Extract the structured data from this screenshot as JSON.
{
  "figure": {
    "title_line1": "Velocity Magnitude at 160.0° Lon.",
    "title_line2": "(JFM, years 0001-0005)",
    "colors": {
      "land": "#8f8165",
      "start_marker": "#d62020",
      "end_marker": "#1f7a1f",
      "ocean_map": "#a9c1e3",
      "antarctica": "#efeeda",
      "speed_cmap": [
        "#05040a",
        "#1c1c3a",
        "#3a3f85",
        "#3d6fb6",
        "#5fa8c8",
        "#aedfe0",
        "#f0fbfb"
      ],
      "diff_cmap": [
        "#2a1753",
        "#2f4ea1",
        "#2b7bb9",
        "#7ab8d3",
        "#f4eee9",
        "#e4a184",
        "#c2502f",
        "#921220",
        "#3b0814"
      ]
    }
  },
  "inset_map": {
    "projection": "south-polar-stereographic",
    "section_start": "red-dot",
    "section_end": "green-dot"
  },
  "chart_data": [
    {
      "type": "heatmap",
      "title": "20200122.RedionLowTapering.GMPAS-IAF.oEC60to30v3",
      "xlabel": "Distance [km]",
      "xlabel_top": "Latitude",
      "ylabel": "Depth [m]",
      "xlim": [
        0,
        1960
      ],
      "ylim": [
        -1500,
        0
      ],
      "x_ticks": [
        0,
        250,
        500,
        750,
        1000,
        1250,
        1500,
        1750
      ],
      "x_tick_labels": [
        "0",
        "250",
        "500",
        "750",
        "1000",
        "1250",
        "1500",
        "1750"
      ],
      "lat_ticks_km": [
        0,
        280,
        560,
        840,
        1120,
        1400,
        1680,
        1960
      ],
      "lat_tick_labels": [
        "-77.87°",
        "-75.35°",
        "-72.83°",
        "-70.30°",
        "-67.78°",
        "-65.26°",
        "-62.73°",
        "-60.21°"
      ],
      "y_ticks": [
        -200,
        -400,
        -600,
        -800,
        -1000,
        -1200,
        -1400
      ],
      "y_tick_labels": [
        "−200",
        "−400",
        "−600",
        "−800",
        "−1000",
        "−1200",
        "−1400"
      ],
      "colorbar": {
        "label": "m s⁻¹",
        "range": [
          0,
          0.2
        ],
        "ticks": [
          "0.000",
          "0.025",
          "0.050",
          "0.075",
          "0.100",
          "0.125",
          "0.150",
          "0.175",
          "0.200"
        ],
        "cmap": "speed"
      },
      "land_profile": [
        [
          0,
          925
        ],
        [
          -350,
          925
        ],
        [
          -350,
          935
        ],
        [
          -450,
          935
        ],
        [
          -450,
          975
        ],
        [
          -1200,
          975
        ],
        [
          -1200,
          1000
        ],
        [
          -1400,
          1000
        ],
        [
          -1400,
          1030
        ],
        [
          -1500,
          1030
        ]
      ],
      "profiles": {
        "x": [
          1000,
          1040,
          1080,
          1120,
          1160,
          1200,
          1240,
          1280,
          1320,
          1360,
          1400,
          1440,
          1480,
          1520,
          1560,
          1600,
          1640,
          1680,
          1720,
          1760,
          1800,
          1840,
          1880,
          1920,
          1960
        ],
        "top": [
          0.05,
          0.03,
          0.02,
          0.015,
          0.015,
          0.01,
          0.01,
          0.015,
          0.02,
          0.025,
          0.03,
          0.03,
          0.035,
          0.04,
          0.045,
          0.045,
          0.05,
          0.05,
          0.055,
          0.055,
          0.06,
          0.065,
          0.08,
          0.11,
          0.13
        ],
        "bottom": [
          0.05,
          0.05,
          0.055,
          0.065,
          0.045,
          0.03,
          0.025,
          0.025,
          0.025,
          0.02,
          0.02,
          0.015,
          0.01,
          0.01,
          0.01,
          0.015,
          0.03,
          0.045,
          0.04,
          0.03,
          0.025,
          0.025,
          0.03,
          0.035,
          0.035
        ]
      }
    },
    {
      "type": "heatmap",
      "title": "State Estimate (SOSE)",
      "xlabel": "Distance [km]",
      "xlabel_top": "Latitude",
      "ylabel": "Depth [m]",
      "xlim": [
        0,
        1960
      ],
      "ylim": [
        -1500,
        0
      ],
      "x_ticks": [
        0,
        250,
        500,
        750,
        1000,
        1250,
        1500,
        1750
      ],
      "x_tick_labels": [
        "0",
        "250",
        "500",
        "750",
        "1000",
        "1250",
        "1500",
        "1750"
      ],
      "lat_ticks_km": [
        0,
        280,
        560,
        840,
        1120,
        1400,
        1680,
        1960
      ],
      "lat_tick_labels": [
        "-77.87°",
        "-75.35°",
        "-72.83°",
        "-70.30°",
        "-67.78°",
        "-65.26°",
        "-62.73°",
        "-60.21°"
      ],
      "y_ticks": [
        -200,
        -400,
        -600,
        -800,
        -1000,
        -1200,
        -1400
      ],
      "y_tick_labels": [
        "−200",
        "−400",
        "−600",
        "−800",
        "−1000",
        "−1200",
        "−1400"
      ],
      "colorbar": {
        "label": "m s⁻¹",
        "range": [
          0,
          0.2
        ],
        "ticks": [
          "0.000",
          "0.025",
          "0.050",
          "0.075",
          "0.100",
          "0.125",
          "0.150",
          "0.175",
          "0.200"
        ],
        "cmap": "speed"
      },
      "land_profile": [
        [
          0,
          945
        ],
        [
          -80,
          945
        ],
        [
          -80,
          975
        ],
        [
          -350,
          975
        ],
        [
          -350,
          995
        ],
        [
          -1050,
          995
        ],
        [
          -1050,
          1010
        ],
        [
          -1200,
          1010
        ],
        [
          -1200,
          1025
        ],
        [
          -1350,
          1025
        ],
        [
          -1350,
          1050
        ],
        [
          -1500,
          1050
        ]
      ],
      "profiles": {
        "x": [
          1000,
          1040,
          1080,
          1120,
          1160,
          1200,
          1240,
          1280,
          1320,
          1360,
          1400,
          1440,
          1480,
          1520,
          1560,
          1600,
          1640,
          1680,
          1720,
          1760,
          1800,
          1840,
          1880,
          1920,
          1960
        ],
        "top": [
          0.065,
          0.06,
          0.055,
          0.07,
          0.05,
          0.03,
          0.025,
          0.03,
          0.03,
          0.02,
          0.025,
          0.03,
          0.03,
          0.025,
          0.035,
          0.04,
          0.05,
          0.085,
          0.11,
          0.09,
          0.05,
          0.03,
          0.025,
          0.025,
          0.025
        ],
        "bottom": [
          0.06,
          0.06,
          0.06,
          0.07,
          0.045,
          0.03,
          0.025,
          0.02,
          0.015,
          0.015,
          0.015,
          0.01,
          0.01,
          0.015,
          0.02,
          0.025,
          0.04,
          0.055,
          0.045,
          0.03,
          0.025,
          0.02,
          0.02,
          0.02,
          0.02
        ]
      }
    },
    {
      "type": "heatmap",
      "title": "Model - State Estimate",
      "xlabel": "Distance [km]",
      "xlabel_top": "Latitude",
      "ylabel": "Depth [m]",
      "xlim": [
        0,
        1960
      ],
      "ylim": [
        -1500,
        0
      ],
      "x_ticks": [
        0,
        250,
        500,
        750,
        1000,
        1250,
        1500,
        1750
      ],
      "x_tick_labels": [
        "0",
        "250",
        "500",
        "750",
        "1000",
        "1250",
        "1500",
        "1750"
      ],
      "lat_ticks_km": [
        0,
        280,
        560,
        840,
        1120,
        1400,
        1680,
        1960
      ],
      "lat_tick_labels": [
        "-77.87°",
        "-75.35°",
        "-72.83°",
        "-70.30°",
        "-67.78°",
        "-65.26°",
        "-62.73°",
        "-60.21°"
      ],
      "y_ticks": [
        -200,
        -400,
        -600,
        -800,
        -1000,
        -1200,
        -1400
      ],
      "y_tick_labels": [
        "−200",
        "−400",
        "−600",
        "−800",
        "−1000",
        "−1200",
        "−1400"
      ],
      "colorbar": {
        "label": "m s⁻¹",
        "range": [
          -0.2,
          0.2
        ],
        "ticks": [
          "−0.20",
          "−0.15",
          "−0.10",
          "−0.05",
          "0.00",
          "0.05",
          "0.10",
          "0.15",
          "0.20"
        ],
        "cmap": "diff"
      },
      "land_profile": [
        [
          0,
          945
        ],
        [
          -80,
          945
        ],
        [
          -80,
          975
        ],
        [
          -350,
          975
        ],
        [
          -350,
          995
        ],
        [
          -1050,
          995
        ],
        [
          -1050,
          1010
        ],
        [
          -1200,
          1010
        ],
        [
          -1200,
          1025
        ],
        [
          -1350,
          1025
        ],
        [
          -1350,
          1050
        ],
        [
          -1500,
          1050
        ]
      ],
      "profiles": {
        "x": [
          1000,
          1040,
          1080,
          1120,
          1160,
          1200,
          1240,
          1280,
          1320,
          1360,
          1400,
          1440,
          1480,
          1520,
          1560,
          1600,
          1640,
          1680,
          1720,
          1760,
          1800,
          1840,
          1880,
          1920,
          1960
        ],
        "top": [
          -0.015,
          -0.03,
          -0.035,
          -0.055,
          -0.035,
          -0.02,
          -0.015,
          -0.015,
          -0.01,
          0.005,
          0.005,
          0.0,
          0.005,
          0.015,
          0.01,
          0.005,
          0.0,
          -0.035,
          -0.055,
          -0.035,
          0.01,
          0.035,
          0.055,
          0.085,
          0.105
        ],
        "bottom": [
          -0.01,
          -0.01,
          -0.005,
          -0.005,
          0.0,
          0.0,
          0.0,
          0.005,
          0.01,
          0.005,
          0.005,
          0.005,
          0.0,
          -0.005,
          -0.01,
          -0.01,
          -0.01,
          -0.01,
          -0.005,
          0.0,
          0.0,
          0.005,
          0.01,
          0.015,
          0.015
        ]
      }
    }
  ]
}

§ Set problem
From the entries above, select each line containing the string "State".

§ Response to the exercise
      "title": "State Estimate (SOSE)",
      "title": "Model - State Estimate",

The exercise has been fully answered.